## start Provided passage
Don’t play this with a kid or friend who won’t think the premise is funny. I would never play this with my daughter.
How to play Unexploded Cow
Each player starts off with $5000, but you immediately pay in $500 to the pot. You start with 3 cards in your hand, and start off with a city in the middle all of you are visiting.
On you turn, you draw 2 cards from the draw pile. Then you can play as many cards as you want.
You could play a cow into any field, whatever field the cow is played into, is who pays for the cow. This is a great strategy for you to give someone a terrible cow or to mess with their general lineup. If you have the money, you could play lots and lots of cows. That can be a plan.
You could play an event. Events also have a cost, and they happen immediately. They could cause everyone to move their cows to the field next door, or they could allow you to steal a cow from someone else’s field.
Once you’re done playing cards, you make your bomb roll. You roll the die and count that many cows over. Pretend you rolled a 5, you would count 5 cows and that cow blows up. You get the money for that cow, and then it’s the next player’s turn. If the number you rolled is the number of the city currently out, you’ve won that city.
There’s some additional rules for the dice roll, but that’s the basic idea.
The strategy of Unexploded Cow
Unexploded Cow actually has a high amount of randomness. First, it’s going to depend on what cards you draw, and then it’ll depend on what number you roll.
This means, you can have the perfect strategy and still lose because you had bad dice rolls, or someone else drew just the right card.
But in all honesty, I don’t have a clue what to say.
## end Provided passage
## What you need to do:
- A) From the Unexploded Cow review, extract the portion starting with "You could play a cow" and going on through "can be a plan.".
- B) According to the Unexploded Cow review, how much money does each player start the game with?
- C) Continue the Unexploded Cow review from the point where it stops.
## start Data section
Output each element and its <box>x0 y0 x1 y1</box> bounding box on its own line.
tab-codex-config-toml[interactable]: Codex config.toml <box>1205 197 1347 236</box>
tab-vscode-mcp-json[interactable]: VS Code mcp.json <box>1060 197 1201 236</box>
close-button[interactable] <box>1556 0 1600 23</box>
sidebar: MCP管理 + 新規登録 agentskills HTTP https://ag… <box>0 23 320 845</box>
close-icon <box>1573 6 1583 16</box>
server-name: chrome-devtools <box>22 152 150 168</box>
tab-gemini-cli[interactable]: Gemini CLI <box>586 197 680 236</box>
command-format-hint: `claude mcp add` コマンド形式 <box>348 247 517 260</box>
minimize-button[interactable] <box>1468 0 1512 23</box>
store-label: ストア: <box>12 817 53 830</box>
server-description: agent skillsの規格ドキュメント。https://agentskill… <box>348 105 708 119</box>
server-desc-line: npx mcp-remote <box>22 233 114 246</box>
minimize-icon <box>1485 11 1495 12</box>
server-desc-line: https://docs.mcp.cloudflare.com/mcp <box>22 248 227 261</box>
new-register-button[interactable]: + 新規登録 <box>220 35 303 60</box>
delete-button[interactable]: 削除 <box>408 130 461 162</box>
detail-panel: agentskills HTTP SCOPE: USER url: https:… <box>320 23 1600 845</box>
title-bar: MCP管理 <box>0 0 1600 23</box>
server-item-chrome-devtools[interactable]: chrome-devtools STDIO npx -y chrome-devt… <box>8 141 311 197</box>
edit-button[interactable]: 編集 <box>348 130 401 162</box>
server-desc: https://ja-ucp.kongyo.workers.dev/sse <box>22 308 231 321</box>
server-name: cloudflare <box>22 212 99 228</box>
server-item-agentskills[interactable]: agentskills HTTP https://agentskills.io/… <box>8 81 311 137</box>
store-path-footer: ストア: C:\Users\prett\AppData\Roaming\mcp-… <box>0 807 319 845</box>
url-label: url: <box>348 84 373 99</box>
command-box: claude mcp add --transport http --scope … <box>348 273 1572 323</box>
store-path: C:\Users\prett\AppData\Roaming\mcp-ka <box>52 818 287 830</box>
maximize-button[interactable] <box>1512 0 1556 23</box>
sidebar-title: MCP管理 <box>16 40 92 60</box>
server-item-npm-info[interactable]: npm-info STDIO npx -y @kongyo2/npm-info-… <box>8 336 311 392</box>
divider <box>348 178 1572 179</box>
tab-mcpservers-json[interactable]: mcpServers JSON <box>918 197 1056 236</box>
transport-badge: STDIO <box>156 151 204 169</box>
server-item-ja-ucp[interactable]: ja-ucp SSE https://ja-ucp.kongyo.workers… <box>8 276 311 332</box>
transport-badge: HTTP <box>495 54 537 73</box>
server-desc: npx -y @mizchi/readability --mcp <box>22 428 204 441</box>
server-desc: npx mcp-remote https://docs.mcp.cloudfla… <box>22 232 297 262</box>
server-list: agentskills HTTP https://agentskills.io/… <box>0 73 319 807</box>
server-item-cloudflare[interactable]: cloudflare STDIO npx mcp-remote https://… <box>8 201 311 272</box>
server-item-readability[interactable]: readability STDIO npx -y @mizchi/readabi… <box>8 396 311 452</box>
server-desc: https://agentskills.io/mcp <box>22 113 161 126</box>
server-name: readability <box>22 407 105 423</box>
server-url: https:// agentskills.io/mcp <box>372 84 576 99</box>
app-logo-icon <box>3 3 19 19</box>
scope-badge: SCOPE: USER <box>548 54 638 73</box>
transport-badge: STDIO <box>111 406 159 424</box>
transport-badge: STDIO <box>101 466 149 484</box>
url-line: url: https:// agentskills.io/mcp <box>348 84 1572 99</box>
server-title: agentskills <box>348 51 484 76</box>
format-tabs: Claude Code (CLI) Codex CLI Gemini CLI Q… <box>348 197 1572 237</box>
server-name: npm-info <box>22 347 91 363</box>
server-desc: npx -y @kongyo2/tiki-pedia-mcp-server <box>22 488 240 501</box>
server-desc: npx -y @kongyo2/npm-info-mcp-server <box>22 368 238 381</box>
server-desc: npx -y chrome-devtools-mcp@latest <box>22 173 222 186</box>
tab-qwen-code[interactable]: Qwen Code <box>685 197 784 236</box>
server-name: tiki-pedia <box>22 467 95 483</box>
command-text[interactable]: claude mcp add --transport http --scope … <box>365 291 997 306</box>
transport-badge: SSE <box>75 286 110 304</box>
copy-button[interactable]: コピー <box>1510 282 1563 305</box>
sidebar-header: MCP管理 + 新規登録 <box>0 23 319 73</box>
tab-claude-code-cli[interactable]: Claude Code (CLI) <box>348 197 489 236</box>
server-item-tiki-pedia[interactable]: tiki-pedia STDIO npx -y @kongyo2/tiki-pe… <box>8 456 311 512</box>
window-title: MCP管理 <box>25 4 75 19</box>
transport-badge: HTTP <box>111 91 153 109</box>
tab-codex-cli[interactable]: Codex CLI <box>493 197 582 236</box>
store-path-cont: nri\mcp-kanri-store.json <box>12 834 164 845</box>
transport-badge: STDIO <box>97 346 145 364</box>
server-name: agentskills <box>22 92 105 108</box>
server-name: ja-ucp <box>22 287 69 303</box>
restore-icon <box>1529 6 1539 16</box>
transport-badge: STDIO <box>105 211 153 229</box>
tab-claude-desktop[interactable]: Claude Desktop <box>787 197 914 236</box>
## end Data section
## Answers in order:
- A)
You could play a cow into any field, whatever field the cow is played into, is who pays for the cow. This is a great strategy for you to give someone a terrible cow or to mess with their general lineup. If you have the money, you could play lots and lots of cows. That can be a plan.

- B) Each player starts with $5000.

- C)
The kids and I all disagreed on what is the correct placement for bad cows, or do you try to have cows blow up so you can get more money, there are so many different ideas.
Modifications to the game
To play the full game, you go through all 12 cities. The obvious modification is to make the game shorter by taking out a few cities.
Next up, up the money, we discovered we ran out of money in the pot somehow, which was annoying as all get out, so we thought to up the money you put into the pot to start the game.
Why I like Unexploded Cow
It’s hilarious. The cow names are puns, the descriptions are hilarious. The randomness can make me laugh.
Picking up Unexploded Cow
There are two options, as a company, they no longer produce the cheap versions, which makes me sad. But, you can download the game for free. That means you have to print the game off, and you have to find a way to store it, I put it in manila envelopes since we lost our original game from a few years ago.
Unexploded Cow is also available as a normal game that you can buy from Amazon or your local game store.
That’s your call, I printed it off because I had a hard time rebuying a game I bought once before.